Stored data

• • • • •

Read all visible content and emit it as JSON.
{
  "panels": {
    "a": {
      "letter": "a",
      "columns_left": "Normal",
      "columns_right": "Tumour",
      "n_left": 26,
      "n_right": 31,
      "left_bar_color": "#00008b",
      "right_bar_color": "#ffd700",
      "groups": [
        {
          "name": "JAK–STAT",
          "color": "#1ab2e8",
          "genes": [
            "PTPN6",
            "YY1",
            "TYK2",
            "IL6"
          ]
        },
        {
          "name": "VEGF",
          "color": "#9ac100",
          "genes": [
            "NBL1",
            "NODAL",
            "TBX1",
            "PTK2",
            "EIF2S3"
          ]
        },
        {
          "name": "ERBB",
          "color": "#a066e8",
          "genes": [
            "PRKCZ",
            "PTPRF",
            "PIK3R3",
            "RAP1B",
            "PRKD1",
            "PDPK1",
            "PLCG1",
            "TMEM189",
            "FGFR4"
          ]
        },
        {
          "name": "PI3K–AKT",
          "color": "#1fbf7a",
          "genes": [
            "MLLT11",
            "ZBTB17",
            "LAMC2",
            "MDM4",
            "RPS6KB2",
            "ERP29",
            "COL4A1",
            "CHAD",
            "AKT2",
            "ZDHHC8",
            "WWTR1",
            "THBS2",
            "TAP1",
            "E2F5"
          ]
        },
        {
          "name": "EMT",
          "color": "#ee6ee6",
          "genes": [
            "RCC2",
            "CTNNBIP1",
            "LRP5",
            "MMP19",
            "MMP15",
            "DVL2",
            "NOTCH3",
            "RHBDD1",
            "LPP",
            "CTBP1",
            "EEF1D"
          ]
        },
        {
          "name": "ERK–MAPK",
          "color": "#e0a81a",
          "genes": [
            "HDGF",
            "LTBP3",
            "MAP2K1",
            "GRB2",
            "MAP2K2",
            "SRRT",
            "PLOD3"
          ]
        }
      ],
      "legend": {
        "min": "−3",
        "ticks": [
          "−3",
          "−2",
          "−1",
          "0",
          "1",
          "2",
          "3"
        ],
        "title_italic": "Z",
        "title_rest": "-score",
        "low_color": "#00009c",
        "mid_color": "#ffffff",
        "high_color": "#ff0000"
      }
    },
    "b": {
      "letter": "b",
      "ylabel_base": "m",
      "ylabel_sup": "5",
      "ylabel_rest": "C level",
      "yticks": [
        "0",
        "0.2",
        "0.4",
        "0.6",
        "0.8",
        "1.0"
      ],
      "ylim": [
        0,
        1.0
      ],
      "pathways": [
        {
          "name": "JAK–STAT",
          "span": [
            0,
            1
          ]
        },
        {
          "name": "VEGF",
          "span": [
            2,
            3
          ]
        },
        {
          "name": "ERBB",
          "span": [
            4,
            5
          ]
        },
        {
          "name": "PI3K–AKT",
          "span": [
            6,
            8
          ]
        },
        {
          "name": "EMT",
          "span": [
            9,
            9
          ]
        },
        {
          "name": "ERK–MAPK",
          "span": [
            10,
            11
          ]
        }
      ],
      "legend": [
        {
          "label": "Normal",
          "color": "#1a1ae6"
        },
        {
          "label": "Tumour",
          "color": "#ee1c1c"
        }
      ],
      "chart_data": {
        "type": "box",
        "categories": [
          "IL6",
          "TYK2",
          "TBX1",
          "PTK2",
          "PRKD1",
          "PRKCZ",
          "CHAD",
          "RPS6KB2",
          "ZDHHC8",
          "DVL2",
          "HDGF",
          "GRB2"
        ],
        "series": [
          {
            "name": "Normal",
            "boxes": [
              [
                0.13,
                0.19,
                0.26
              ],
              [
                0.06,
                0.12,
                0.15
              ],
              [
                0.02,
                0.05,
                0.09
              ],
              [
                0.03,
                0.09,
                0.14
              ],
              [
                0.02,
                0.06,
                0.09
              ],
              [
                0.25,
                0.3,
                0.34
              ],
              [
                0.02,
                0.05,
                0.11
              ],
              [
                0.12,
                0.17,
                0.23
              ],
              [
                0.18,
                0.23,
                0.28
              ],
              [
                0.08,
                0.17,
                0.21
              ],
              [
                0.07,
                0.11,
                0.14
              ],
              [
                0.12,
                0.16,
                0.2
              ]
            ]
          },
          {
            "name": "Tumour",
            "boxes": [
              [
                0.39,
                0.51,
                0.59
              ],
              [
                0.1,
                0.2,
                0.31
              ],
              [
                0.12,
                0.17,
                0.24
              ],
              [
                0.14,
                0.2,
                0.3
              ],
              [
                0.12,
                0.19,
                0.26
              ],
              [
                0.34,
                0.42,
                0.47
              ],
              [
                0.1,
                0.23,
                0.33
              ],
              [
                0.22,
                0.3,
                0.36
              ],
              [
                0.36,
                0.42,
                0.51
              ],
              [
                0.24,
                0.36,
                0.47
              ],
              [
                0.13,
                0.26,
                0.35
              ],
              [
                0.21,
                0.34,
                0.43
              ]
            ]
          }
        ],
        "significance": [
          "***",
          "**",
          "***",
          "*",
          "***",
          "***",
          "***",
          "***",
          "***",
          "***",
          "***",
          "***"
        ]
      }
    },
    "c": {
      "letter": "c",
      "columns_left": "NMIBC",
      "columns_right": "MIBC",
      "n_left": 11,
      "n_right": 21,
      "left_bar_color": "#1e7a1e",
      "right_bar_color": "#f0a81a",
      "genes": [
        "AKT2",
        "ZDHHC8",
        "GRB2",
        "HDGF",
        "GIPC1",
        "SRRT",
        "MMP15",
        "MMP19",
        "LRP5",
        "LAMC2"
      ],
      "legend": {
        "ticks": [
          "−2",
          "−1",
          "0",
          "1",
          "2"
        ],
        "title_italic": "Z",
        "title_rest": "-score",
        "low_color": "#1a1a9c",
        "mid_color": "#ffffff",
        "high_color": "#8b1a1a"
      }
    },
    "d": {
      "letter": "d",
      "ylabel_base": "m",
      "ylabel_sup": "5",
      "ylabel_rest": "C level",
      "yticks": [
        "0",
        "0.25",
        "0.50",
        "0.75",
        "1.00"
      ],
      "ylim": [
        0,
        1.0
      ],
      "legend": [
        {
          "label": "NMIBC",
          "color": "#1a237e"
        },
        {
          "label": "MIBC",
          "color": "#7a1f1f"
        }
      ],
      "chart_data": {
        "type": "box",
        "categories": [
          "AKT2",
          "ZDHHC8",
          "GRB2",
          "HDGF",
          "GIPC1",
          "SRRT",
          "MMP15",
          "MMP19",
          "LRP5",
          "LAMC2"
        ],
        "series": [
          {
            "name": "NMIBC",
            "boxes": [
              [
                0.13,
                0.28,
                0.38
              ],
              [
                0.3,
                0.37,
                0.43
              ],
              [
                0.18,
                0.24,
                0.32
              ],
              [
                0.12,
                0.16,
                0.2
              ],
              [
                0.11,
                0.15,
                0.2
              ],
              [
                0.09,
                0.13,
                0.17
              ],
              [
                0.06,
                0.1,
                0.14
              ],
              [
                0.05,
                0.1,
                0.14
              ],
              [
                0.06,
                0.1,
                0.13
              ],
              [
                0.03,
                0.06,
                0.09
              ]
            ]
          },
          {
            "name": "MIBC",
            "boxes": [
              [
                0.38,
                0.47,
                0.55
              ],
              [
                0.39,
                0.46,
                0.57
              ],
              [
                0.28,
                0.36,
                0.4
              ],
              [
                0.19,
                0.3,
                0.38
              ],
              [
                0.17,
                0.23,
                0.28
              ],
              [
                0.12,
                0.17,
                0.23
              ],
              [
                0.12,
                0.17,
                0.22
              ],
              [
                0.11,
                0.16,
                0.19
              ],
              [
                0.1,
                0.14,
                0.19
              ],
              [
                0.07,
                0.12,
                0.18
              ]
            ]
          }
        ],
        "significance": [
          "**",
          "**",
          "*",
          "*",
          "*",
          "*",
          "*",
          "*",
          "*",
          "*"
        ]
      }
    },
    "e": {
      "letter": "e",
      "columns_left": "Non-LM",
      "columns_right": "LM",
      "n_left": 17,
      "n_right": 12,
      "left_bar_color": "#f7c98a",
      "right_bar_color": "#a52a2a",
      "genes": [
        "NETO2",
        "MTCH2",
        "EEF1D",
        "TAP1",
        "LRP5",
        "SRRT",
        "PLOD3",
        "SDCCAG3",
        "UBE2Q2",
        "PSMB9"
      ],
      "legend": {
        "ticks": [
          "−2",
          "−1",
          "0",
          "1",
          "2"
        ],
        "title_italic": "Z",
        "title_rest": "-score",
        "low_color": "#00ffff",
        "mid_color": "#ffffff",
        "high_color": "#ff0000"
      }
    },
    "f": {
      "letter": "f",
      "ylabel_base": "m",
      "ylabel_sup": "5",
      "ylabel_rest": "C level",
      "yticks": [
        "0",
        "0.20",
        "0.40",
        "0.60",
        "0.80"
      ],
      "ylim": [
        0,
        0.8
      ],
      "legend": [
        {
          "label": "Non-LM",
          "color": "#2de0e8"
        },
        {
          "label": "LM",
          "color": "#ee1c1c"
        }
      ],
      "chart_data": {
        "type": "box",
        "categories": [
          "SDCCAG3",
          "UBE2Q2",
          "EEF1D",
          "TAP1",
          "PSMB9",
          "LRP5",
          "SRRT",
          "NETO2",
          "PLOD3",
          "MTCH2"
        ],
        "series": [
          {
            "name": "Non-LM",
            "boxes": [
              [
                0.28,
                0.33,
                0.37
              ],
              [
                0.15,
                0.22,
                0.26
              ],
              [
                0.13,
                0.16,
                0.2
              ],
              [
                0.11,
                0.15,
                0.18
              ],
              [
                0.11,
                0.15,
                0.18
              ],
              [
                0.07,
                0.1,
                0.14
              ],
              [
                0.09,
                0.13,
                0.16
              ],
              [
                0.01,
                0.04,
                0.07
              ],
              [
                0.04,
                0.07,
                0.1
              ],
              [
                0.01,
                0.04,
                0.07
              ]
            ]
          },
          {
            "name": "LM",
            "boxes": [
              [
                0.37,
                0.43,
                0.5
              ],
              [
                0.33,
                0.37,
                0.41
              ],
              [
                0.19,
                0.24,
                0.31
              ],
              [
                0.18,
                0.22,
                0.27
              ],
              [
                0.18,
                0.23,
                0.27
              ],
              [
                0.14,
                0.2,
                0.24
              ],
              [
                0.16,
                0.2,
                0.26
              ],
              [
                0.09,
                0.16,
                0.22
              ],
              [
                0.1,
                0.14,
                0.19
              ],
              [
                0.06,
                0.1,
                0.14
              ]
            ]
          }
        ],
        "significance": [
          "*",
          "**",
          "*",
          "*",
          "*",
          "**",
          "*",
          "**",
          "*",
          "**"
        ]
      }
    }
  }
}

• • • • •

WORK TASK
As you read the records above, find each line that contains "NMIBC" and copy it.

YOUR SOLUTION
      "columns_left": "NMIBC",
          "label": "NMIBC",
            "name": "NMIBC",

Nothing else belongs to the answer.